Input material:
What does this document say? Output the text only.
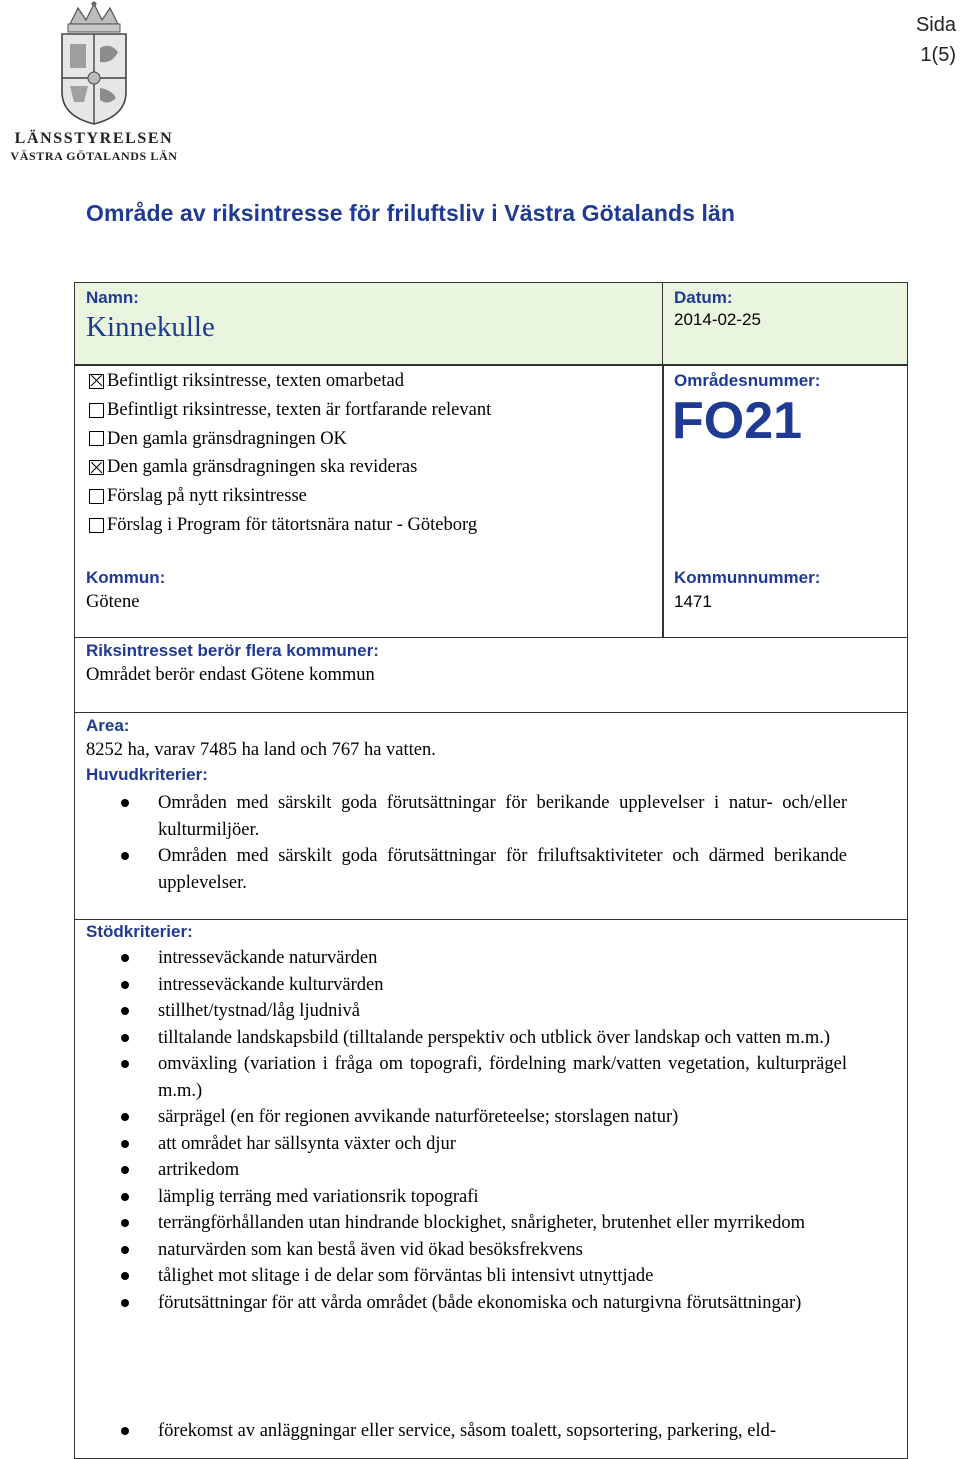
LÄNSSTYRELSEN
VÄSTRA GÖTALANDS LÄN
Sida
1(5)
Område av riksintresse för friluftsliv i Västra Götalands län
Namn:
Kinnekulle
Datum:
2014-02-25
Befintligt riksintresse, texten omarbetad
Befintligt riksintresse, texten är fortfarande relevant
Den gamla gränsdragningen OK
Den gamla gränsdragningen ska revideras
Förslag på nytt riksintresse
Förslag i Program för tätortsnära natur - Göteborg
Kommun:
Götene
Områdesnummer:
FO21
Kommunnummer:
1471
Riksintresset berör flera kommuner:
Området berör endast Götene kommun
Area:
8252 ha, varav 7485 ha land och 767 ha vatten.
Huvudkriterier:
Områden med särskilt goda förutsättningar för berikande upplevelser i natur- och/eller kulturmiljöer.
Områden med särskilt goda förutsättningar för friluftsaktiviteter och därmed berikande upplevelser.
Stödkriterier:
intresseväckande naturvärden
intresseväckande kulturvärden
stillhet/tystnad/låg ljudnivå
tilltalande landskapsbild (tilltalande perspektiv och utblick över landskap och vatten m.m.)
omväxling (variation i fråga om topografi, fördelning mark/vatten vegetation, kulturprägel m.m.)
särprägel (en för regionen avvikande naturföreteelse; storslagen natur)
att området har sällsynta växter och djur
artrikedom
lämplig terräng med variationsrik topografi
terrängförhållanden utan hindrande blockighet, snårigheter, brutenhet eller myrrikedom
naturvärden som kan bestå även vid ökad besöksfrekvens
tålighet mot slitage i de delar som förväntas bli intensivt utnyttjade
förutsättningar för att vårda området (både ekonomiska och naturgivna förutsättningar)
förekomst av anläggningar eller service, såsom toalett, sopsortering, parkering, eld-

Short problem:
Each line of the data is to be duplicated exactly; pictures stay out of the copy.

Result:
What does this document say? Output the text only.
LÄNSSTYRELSEN
VÄSTRA GÖTALANDS LÄN
Sida
1(5)
Område av riksintresse för friluftsliv i Västra Götalands län
Namn:
Kinnekulle
Datum:
2014-02-25
Befintligt riksintresse, texten omarbetad
Befintligt riksintresse, texten är fortfarande relevant
Den gamla gränsdragningen OK
Den gamla gränsdragningen ska revideras
Förslag på nytt riksintresse
Förslag i Program för tätortsnära natur - Göteborg
Kommun:
Götene
Områdesnummer:
FO21
Kommunnummer:
1471
Riksintresset berör flera kommuner:
Området berör endast Götene kommun
Area:
8252 ha, varav 7485 ha land och 767 ha vatten.
Huvudkriterier:
Områden med särskilt goda förutsättningar för berikande upplevelser i natur- och/eller kulturmiljöer.
Områden med särskilt goda förutsättningar för friluftsaktiviteter och därmed berikande upplevelser.
Stödkriterier:
intresseväckande naturvärden
intresseväckande kulturvärden
stillhet/tystnad/låg ljudnivå
tilltalande landskapsbild (tilltalande perspektiv och utblick över landskap och vatten m.m.)
omväxling (variation i fråga om topografi, fördelning mark/vatten vegetation, kulturprägel m.m.)
särprägel (en för regionen avvikande naturföreteelse; storslagen natur)
att området har sällsynta växter och djur
artrikedom
lämplig terräng med variationsrik topografi
terrängförhållanden utan hindrande blockighet, snårigheter, brutenhet eller myrrikedom
naturvärden som kan bestå även vid ökad besöksfrekvens
tålighet mot slitage i de delar som förväntas bli intensivt utnyttjade
förutsättningar för att vårda området (både ekonomiska och naturgivna förutsättningar)
förekomst av anläggningar eller service, såsom toalett, sopsortering, parkering, eld-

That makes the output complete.